Lift out each line of the data that holds "crecimiento".

^^^^

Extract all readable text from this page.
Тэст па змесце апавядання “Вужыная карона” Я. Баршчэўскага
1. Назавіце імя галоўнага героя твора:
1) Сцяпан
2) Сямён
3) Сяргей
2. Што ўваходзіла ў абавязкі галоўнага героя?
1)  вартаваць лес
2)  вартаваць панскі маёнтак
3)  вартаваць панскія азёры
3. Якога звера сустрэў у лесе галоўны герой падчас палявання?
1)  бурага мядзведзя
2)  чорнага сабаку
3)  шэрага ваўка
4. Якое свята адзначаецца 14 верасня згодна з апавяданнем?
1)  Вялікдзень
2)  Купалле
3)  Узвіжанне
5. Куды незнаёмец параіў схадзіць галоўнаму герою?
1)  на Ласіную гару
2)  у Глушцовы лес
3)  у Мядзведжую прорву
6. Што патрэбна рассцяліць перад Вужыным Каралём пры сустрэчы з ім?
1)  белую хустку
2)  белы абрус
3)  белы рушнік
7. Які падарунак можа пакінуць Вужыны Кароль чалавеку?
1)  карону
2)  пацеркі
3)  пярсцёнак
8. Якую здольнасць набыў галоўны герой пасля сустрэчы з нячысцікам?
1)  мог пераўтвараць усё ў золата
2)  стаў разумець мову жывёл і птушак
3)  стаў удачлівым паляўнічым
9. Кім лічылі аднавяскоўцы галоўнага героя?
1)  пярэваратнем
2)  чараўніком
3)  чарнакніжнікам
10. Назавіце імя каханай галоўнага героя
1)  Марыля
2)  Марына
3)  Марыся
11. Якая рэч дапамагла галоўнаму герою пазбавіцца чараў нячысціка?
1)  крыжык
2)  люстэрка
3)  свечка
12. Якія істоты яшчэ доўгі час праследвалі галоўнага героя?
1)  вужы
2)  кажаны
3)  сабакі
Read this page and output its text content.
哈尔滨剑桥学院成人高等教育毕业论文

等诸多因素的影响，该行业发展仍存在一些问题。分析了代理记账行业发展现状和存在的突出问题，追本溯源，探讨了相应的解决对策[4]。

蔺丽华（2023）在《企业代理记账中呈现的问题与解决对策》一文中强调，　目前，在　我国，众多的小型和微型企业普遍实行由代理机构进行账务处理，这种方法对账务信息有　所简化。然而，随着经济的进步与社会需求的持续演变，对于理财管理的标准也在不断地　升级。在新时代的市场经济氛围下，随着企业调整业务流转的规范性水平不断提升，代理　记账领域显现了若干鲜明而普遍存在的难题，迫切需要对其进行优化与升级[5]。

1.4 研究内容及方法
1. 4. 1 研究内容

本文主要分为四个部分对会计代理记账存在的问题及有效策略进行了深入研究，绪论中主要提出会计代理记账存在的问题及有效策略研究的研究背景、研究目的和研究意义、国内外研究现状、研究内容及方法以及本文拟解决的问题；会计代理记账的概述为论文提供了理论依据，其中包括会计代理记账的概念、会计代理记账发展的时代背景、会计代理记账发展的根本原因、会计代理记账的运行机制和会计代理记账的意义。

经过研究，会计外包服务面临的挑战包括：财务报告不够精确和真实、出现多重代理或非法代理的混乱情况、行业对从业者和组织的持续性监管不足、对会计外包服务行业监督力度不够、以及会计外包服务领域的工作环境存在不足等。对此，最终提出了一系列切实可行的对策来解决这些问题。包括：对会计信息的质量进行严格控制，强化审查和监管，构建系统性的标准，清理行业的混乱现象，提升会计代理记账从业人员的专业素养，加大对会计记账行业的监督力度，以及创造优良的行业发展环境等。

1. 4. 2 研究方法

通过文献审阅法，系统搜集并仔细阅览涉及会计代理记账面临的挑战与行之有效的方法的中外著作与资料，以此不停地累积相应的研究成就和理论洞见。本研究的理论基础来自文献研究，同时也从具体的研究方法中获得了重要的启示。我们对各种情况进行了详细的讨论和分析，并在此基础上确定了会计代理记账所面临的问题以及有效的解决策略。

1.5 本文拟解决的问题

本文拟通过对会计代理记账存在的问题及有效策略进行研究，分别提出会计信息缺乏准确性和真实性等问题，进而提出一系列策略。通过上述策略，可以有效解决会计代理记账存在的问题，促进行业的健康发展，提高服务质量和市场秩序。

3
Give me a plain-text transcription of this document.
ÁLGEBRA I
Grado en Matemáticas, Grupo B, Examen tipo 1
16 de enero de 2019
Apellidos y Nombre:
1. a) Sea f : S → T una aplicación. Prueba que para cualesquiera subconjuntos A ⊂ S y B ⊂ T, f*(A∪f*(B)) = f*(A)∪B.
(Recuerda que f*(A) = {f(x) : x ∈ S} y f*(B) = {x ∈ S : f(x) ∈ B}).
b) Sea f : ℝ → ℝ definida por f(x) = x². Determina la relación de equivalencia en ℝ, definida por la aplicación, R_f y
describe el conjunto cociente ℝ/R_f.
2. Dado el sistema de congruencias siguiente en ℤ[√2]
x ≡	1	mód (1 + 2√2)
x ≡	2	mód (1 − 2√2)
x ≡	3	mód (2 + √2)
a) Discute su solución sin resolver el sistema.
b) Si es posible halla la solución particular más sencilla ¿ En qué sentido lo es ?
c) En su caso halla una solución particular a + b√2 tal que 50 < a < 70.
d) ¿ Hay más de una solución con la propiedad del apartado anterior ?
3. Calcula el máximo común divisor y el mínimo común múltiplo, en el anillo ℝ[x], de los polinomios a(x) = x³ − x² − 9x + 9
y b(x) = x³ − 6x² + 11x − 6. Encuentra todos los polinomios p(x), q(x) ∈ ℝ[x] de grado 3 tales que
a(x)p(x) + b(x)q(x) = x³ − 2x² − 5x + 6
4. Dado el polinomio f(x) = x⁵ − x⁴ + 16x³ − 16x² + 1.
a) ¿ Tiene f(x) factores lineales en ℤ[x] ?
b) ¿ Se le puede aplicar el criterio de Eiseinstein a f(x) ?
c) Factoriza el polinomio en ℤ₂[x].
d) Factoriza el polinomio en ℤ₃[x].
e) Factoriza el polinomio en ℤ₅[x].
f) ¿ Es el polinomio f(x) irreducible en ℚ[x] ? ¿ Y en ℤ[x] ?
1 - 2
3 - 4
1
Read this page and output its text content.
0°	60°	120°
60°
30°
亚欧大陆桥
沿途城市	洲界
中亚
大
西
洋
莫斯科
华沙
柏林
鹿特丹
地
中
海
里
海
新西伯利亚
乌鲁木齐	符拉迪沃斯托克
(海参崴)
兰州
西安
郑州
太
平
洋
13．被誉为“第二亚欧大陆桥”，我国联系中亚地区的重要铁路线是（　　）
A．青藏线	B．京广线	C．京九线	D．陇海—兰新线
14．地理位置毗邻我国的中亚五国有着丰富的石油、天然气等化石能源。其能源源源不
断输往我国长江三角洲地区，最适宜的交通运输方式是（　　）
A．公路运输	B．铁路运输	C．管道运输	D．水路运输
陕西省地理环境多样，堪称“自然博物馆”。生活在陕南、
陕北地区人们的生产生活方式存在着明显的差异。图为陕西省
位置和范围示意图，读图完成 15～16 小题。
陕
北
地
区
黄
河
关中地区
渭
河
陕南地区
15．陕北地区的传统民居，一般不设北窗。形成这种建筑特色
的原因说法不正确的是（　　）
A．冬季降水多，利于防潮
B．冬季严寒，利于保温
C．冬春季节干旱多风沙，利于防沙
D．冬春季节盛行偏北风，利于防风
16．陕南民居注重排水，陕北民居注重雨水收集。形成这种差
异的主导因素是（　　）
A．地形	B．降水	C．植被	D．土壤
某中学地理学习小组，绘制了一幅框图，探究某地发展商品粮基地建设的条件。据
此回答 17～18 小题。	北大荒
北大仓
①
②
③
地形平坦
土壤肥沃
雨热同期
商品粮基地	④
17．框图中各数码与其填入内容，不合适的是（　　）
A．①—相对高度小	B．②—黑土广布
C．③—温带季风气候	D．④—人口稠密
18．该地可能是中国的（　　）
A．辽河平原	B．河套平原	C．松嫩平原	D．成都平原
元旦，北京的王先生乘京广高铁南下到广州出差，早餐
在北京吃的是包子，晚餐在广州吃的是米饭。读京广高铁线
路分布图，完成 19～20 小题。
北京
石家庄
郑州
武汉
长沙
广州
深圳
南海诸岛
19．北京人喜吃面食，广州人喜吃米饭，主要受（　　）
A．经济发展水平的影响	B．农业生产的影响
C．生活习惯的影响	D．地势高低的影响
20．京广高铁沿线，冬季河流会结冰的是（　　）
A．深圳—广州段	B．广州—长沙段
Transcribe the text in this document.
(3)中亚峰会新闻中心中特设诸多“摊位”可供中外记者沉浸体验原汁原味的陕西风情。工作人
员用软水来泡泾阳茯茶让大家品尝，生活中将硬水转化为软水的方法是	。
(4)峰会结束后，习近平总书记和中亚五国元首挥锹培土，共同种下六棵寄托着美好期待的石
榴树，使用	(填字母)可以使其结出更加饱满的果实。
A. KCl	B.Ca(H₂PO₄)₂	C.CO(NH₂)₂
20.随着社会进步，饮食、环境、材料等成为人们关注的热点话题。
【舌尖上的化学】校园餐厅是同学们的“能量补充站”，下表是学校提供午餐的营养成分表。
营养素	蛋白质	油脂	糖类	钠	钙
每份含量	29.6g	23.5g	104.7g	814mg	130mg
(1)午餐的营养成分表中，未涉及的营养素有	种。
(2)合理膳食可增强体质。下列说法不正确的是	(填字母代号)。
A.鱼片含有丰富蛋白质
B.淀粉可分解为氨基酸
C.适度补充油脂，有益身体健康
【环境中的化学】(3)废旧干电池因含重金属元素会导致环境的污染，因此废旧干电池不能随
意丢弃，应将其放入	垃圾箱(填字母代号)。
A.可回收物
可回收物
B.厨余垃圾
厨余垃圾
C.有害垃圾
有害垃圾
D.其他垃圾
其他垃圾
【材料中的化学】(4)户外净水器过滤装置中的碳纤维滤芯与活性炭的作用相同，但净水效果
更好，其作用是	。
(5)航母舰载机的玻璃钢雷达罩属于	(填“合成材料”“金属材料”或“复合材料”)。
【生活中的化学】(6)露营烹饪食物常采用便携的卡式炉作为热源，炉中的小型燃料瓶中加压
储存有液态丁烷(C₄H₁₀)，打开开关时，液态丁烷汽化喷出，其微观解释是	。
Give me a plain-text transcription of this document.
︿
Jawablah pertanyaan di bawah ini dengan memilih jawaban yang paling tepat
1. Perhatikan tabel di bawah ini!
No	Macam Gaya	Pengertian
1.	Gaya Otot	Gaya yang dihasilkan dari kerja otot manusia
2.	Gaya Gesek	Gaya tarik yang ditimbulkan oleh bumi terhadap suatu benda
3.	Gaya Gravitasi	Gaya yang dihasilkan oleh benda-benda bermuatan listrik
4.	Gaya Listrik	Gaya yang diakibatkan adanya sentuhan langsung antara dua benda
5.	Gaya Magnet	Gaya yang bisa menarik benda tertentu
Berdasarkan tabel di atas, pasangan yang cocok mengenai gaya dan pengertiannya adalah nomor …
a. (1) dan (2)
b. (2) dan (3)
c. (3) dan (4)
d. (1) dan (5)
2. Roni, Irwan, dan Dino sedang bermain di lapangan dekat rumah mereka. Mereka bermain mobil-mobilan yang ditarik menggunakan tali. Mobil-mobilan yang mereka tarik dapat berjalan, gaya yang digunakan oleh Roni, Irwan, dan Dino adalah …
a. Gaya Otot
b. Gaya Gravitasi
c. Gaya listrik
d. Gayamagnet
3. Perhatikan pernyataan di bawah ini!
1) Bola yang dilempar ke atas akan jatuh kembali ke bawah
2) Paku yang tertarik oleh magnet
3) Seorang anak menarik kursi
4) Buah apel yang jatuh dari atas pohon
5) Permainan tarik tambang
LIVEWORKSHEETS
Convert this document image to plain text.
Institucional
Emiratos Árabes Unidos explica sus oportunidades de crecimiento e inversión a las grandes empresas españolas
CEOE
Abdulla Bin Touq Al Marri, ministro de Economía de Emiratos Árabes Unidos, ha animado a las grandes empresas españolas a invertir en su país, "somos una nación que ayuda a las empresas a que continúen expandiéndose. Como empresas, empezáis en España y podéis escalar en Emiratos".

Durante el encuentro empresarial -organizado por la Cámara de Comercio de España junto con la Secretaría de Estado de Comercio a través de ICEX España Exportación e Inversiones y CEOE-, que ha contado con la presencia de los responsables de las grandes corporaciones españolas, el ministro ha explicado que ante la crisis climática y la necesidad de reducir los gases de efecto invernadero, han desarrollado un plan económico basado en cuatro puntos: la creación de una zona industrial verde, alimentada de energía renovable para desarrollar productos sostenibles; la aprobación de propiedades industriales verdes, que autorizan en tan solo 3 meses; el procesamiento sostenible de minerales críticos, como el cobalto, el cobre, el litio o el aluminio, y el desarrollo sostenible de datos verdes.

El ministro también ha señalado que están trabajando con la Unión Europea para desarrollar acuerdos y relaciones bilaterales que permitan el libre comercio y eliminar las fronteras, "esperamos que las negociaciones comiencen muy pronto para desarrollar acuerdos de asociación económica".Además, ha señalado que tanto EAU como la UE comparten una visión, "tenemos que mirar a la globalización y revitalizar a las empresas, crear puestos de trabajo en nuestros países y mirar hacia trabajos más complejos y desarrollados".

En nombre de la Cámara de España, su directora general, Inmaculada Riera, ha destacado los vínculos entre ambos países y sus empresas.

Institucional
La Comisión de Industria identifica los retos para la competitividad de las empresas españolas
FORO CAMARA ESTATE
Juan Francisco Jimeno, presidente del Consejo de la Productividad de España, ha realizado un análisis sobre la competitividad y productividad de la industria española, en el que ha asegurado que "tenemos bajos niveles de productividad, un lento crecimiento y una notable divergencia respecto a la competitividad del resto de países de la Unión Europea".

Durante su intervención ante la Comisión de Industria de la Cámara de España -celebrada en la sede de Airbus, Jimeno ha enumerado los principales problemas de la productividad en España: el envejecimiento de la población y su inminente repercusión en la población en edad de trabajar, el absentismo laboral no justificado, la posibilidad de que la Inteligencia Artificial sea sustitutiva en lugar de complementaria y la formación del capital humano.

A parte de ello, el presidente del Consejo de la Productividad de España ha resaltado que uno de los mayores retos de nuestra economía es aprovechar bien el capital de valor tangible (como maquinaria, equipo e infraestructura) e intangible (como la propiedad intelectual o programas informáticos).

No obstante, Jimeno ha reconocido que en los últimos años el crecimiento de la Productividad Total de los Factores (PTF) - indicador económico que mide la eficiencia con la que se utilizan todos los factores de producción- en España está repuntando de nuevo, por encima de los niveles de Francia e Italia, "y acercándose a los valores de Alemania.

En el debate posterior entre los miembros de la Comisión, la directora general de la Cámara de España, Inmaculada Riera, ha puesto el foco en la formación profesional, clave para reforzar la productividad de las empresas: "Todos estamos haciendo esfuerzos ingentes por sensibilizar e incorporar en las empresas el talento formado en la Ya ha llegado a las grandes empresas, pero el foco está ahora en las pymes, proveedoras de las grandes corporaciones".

^^^^

▸ **The solution**:
Emiratos Árabes Unidos explica sus oportunidades de crecimiento e inversión a las grandes empresas españolas
Juan Francisco Jimeno, presidente del Consejo de la Productividad de España, ha realizado un análisis sobre la competitividad y productividad de la industria española, en el que ha asegurado que "tenemos bajos niveles de productividad, un lento crecimiento y una notable divergencia respecto a la competitividad del resto de países de la Unión Europea".
No obstante, Jimeno ha reconocido que en los últimos años el crecimiento de la Productividad Total de los Factores (PTF) - indicador económico que mide la eficiencia con la que se utilizan todos los factores de producción- en España está repuntando de nuevo, por encima de los niveles de Francia e Italia, "y acercándose a los valores de Alemania.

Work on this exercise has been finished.